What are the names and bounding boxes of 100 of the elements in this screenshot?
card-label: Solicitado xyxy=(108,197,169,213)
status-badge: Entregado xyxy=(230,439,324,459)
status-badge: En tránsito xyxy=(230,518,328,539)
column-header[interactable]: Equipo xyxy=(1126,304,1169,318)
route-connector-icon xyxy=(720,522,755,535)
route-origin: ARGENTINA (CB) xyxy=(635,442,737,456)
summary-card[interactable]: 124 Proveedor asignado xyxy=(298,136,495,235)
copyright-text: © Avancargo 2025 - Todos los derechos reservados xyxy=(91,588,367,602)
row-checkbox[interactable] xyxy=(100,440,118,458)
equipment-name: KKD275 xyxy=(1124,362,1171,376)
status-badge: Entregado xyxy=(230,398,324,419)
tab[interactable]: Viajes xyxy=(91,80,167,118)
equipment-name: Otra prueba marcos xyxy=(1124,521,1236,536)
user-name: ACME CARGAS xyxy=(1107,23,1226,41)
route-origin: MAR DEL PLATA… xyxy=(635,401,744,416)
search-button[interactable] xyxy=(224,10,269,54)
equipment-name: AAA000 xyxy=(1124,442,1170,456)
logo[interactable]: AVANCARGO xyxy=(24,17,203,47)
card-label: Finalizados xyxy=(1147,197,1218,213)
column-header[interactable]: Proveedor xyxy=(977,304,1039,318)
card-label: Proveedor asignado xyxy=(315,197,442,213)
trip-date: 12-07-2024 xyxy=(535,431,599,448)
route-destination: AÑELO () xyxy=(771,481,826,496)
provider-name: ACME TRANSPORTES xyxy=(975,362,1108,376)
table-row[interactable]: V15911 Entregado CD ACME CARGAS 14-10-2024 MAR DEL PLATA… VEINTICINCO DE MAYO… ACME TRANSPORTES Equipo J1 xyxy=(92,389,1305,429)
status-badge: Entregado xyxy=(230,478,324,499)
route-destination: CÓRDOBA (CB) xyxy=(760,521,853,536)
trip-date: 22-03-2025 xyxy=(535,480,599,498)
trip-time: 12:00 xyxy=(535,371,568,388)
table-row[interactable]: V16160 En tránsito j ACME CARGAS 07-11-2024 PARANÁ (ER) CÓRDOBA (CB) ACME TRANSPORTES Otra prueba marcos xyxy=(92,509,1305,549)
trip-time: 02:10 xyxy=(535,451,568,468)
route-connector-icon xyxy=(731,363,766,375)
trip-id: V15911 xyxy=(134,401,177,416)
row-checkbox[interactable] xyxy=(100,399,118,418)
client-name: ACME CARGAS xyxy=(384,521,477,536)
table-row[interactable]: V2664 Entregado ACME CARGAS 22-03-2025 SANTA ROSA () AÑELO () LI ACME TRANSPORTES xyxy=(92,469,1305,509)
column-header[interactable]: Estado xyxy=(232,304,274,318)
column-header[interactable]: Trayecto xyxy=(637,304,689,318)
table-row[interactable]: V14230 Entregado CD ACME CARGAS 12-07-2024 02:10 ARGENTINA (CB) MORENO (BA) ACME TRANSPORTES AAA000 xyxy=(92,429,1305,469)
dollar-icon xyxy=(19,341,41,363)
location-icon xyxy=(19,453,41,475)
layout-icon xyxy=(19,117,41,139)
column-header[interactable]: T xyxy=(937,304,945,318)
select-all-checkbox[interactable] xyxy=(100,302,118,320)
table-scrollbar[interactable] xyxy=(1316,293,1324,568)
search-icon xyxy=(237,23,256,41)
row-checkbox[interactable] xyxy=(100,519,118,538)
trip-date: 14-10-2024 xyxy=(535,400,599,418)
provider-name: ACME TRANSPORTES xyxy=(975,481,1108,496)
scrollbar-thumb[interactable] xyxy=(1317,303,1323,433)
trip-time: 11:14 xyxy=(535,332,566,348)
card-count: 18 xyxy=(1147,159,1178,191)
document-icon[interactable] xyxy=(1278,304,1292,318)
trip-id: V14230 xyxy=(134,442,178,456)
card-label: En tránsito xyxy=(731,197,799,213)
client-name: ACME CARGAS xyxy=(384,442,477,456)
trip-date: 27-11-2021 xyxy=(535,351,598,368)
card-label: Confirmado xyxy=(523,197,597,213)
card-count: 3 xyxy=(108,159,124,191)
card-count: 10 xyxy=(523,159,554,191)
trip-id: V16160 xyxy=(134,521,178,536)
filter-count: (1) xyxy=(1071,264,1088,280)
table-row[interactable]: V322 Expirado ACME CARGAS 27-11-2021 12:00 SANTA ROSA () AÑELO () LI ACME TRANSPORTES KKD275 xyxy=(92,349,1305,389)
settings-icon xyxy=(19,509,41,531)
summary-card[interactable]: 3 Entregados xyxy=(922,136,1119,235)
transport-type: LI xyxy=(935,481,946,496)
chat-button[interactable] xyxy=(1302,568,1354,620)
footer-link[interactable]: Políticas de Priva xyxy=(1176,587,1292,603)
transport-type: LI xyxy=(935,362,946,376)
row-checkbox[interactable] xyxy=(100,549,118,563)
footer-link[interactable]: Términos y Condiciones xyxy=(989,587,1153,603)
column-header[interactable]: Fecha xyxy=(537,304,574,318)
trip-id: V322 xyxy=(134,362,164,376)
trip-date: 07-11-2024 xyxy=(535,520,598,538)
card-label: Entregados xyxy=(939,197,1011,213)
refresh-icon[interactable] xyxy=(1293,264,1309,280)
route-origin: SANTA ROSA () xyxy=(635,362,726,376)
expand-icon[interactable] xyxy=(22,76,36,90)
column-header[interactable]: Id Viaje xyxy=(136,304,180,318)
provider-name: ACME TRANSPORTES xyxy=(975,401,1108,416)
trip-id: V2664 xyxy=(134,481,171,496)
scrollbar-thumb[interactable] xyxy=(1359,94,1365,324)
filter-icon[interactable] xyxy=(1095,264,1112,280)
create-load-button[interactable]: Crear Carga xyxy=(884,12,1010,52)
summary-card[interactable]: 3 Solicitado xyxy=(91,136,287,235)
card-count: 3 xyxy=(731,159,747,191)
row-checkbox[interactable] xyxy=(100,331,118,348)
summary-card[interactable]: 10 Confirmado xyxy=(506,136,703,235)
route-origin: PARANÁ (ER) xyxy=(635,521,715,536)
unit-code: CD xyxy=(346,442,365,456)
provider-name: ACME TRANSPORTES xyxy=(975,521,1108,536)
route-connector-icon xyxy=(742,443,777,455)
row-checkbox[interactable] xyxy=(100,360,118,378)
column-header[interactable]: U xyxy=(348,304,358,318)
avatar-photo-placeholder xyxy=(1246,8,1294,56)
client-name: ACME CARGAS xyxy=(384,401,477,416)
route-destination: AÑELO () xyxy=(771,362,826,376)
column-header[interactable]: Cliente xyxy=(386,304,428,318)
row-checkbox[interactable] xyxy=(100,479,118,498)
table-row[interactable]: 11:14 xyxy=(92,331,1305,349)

**WHAT TO PRODUCE**
Reproduce every one of the lines above verbatim, from the first to the last.

**WRITTEN SOLUTION**
What are the names and bounding boxes of 100 of the elements in this screenshot?
card-label: Solicitado xyxy=(108,197,169,213)
status-badge: Entregado xyxy=(230,439,324,459)
status-badge: En tránsito xyxy=(230,518,328,539)
column-header[interactable]: Equipo xyxy=(1126,304,1169,318)
route-connector-icon xyxy=(720,522,755,535)
route-origin: ARGENTINA (CB) xyxy=(635,442,737,456)
summary-card[interactable]: 124 Proveedor asignado xyxy=(298,136,495,235)
copyright-text: © Avancargo 2025 - Todos los derechos reservados xyxy=(91,588,367,602)
row-checkbox[interactable] xyxy=(100,440,118,458)
equipment-name: KKD275 xyxy=(1124,362,1171,376)
status-badge: Entregado xyxy=(230,398,324,419)
tab[interactable]: Viajes xyxy=(91,80,167,118)
equipment-name: Otra prueba marcos xyxy=(1124,521,1236,536)
user-name: ACME CARGAS xyxy=(1107,23,1226,41)
route-origin: MAR DEL PLATA… xyxy=(635,401,744,416)
search-button[interactable] xyxy=(224,10,269,54)
equipment-name: AAA000 xyxy=(1124,442,1170,456)
logo[interactable]: AVANCARGO xyxy=(24,17,203,47)
card-label: Finalizados xyxy=(1147,197,1218,213)
column-header[interactable]: Proveedor xyxy=(977,304,1039,318)
card-label: Proveedor asignado xyxy=(315,197,442,213)
trip-date: 12-07-2024 xyxy=(535,431,599,448)
route-destination: AÑELO () xyxy=(771,481,826,496)
provider-name: ACME TRANSPORTES xyxy=(975,362,1108,376)
table-row[interactable]: V15911 Entregado CD ACME CARGAS 14-10-2024 MAR DEL PLATA… VEINTICINCO DE MAYO… ACME TRANSPORTES Equipo J1 xyxy=(92,389,1305,429)
status-badge: Entregado xyxy=(230,478,324,499)
route-destination: CÓRDOBA (CB) xyxy=(760,521,853,536)
trip-date: 22-03-2025 xyxy=(535,480,599,498)
trip-time: 12:00 xyxy=(535,371,568,388)
table-row[interactable]: V16160 En tránsito j ACME CARGAS 07-11-2024 PARANÁ (ER) CÓRDOBA (CB) ACME TRANSPORTES Otra prueba marcos xyxy=(92,509,1305,549)
trip-time: 02:10 xyxy=(535,451,568,468)
route-connector-icon xyxy=(731,363,766,375)
trip-id: V15911 xyxy=(134,401,177,416)
row-checkbox[interactable] xyxy=(100,399,118,418)
client-name: ACME CARGAS xyxy=(384,521,477,536)
table-row[interactable]: V2664 Entregado ACME CARGAS 22-03-2025 SANTA ROSA () AÑELO () LI ACME TRANSPORTES xyxy=(92,469,1305,509)
column-header[interactable]: Estado xyxy=(232,304,274,318)
column-header[interactable]: Trayecto xyxy=(637,304,689,318)
table-row[interactable]: V14230 Entregado CD ACME CARGAS 12-07-2024 02:10 ARGENTINA (CB) MORENO (BA) ACME TRANSPORTES AAA000 xyxy=(92,429,1305,469)
dollar-icon xyxy=(19,341,41,363)
location-icon xyxy=(19,453,41,475)
layout-icon xyxy=(19,117,41,139)
column-header[interactable]: T xyxy=(937,304,945,318)
select-all-checkbox[interactable] xyxy=(100,302,118,320)
table-scrollbar[interactable] xyxy=(1316,293,1324,568)
search-icon xyxy=(237,23,256,41)
row-checkbox[interactable] xyxy=(100,519,118,538)
trip-date: 14-10-2024 xyxy=(535,400,599,418)
provider-name: ACME TRANSPORTES xyxy=(975,481,1108,496)
scrollbar-thumb[interactable] xyxy=(1317,303,1323,433)
trip-time: 11:14 xyxy=(535,332,566,348)
card-count: 18 xyxy=(1147,159,1178,191)
document-icon[interactable] xyxy=(1278,304,1292,318)
trip-id: V14230 xyxy=(134,442,178,456)
card-label: En tránsito xyxy=(731,197,799,213)
client-name: ACME CARGAS xyxy=(384,442,477,456)
trip-date: 27-11-2021 xyxy=(535,351,598,368)
card-label: Confirmado xyxy=(523,197,597,213)
card-count: 3 xyxy=(108,159,124,191)
card-count: 10 xyxy=(523,159,554,191)
trip-id: V16160 xyxy=(134,521,178,536)
filter-count: (1) xyxy=(1071,264,1088,280)
table-row[interactable]: V322 Expirado ACME CARGAS 27-11-2021 12:00 SANTA ROSA () AÑELO () LI ACME TRANSPORTES KKD275 xyxy=(92,349,1305,389)
settings-icon xyxy=(19,509,41,531)
summary-card[interactable]: 3 Entregados xyxy=(922,136,1119,235)
transport-type: LI xyxy=(935,481,946,496)
chat-button[interactable] xyxy=(1302,568,1354,620)
footer-link[interactable]: Políticas de Priva xyxy=(1176,587,1292,603)
transport-type: LI xyxy=(935,362,946,376)
row-checkbox[interactable] xyxy=(100,549,118,563)
footer-link[interactable]: Términos y Condiciones xyxy=(989,587,1153,603)
column-header[interactable]: Fecha xyxy=(537,304,574,318)
trip-id: V322 xyxy=(134,362,164,376)
trip-date: 07-11-2024 xyxy=(535,520,598,538)
card-label: Entregados xyxy=(939,197,1011,213)
refresh-icon[interactable] xyxy=(1293,264,1309,280)
route-origin: SANTA ROSA () xyxy=(635,362,726,376)
expand-icon[interactable] xyxy=(22,76,36,90)
column-header[interactable]: Id Viaje xyxy=(136,304,180,318)
provider-name: ACME TRANSPORTES xyxy=(975,401,1108,416)
trip-id: V2664 xyxy=(134,481,171,496)
scrollbar-thumb[interactable] xyxy=(1359,94,1365,324)
filter-icon[interactable] xyxy=(1095,264,1112,280)
create-load-button[interactable]: Crear Carga xyxy=(884,12,1010,52)
summary-card[interactable]: 3 Solicitado xyxy=(91,136,287,235)
card-count: 3 xyxy=(731,159,747,191)
row-checkbox[interactable] xyxy=(100,331,118,348)
summary-card[interactable]: 10 Confirmado xyxy=(506,136,703,235)
route-origin: PARANÁ (ER) xyxy=(635,521,715,536)
unit-code: CD xyxy=(346,442,365,456)
provider-name: ACME TRANSPORTES xyxy=(975,521,1108,536)
route-connector-icon xyxy=(742,443,777,455)
row-checkbox[interactable] xyxy=(100,360,118,378)
column-header[interactable]: U xyxy=(348,304,358,318)
avatar-photo-placeholder xyxy=(1246,8,1294,56)
client-name: ACME CARGAS xyxy=(384,401,477,416)
route-destination: AÑELO () xyxy=(771,362,826,376)
column-header[interactable]: Cliente xyxy=(386,304,428,318)
row-checkbox[interactable] xyxy=(100,479,118,498)
table-row[interactable]: 11:14 xyxy=(92,331,1305,349)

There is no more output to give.